GIVEN REQUEST A: Set down the whole forum thread on credit union death benefits below, word for word.
___ GIVEN TEXT ___
# Anger as credit unions move to lower insurance death benefits



## pudds (12 Feb 2019)

Sad to see this, Credit union members have reacted angrily to moves by a number of the lenders to reduce a key insurance benefit, reduced from €3,250 to €1,950. In todays indo, 

https://www.independent.ie/business...-lower-insurance-death-benefits-37802478.html


----------



## 24601 (12 Feb 2019)

A credit union has no business paying such crazy insurance premiums if it can't keep the core business profitable. Many credit unions should be getting rid of it altogether to lean up their operations.


----------



## Palerider (13 Feb 2019)

24601 said:


> A credit union has no business paying such crazy insurance premiums if it can't keep the core business profitable. Many credit unions should be getting rid of it altogether to lean up their operations.



Your post is missing one of the cornerstone advantages of having a local CU account, especially for Older clients.
___
GIVEN REQUEST B: Extract the records from their first line through the line holding "- product-card[interactable]: AFT05MP075NR1", both included, and give those lines verbatim.
___ RECORDED INFORMATION ___
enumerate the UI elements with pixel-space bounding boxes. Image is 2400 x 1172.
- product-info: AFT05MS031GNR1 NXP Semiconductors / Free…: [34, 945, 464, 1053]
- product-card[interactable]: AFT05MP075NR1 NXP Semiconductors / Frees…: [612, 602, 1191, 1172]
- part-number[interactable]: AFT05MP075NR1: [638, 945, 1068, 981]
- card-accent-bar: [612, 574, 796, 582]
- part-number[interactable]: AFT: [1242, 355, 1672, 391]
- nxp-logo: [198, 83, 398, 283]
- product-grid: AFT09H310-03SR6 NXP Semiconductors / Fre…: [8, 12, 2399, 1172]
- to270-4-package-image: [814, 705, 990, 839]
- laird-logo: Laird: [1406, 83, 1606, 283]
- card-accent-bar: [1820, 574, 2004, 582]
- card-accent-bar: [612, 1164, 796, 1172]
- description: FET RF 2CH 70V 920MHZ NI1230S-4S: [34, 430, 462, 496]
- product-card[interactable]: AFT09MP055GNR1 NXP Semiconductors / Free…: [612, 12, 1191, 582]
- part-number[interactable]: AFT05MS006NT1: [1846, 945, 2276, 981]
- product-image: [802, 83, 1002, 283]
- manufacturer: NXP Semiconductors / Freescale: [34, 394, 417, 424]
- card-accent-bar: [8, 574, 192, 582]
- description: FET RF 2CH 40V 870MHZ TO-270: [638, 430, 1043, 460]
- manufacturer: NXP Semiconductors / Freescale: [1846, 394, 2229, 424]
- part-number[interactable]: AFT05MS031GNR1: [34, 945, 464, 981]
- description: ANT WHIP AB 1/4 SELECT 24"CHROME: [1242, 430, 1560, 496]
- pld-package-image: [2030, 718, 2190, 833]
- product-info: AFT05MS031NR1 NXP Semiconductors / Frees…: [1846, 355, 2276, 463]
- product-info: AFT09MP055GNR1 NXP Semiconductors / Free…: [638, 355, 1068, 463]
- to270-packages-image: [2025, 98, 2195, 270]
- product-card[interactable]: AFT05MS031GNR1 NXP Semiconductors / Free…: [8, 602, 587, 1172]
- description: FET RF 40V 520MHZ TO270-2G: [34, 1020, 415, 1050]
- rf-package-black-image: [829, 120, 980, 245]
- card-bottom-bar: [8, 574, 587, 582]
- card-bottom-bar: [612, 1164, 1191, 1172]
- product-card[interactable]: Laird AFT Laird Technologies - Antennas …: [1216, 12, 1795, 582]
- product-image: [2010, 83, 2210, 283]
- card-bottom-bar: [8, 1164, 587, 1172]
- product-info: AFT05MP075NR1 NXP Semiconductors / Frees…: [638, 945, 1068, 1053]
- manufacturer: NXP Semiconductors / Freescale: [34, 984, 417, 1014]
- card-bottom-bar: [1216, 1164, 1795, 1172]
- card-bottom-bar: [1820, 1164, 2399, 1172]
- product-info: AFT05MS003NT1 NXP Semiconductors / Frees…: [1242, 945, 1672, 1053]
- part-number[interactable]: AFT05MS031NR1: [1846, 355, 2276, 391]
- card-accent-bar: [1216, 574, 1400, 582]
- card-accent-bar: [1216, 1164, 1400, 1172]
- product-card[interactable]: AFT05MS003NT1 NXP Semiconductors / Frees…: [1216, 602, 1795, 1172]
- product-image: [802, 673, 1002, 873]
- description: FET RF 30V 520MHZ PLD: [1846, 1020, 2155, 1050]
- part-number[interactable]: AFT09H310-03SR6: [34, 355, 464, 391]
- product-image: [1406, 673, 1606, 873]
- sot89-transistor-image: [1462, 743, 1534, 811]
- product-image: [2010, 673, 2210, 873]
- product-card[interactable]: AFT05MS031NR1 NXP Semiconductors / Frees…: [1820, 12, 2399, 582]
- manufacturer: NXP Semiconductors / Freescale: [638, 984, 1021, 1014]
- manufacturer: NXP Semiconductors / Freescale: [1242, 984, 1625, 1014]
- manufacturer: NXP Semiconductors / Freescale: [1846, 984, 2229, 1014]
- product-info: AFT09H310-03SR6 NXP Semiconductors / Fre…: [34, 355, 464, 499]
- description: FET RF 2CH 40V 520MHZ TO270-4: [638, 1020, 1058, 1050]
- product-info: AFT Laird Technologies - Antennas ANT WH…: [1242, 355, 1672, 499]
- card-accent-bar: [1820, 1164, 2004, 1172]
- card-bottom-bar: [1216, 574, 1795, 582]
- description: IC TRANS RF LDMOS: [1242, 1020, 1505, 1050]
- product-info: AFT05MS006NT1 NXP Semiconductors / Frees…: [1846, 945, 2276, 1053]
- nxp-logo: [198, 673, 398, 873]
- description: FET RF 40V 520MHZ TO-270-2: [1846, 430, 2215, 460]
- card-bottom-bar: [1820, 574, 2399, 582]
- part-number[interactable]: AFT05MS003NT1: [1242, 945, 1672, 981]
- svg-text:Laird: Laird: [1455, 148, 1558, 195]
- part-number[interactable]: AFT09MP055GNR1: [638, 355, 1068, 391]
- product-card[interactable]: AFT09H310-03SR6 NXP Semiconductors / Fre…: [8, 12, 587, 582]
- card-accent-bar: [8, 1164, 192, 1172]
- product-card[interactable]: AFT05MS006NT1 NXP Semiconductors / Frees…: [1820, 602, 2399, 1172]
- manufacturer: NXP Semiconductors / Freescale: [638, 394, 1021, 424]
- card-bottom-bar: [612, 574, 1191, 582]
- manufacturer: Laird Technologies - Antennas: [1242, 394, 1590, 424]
___
COMPLETE RESPONSE A:
# Anger as credit unions move to lower insurance death benefits



## pudds (12 Feb 2019)

Sad to see this, Credit union members have reacted angrily to moves by a number of the lenders to reduce a key insurance benefit, reduced from €3,250 to €1,950. In todays indo, 

https://www.independent.ie/business...-lower-insurance-death-benefits-37802478.html


----------



## 24601 (12 Feb 2019)

A credit union has no business paying such crazy insurance premiums if it can't keep the core business profitable. Many credit unions should be getting rid of it altogether to lean up their operations.


----------



## Palerider (13 Feb 2019)

24601 said:


> A credit union has no business paying such crazy insurance premiums if it can't keep the core business profitable. Many credit unions should be getting rid of it altogether to lean up their operations.



Your post is missing one of the cornerstone advantages of having a local CU account, especially for Older clients.

COMPLETE RESPONSE B:
enumerate the UI elements with pixel-space bounding boxes. Image is 2400 x 1172.
- product-info: AFT05MS031GNR1 NXP Semiconductors / Free…: [34, 945, 464, 1053]
- product-card[interactable]: AFT05MP075NR1 NXP Semiconductors / Frees…: [612, 602, 1191, 1172]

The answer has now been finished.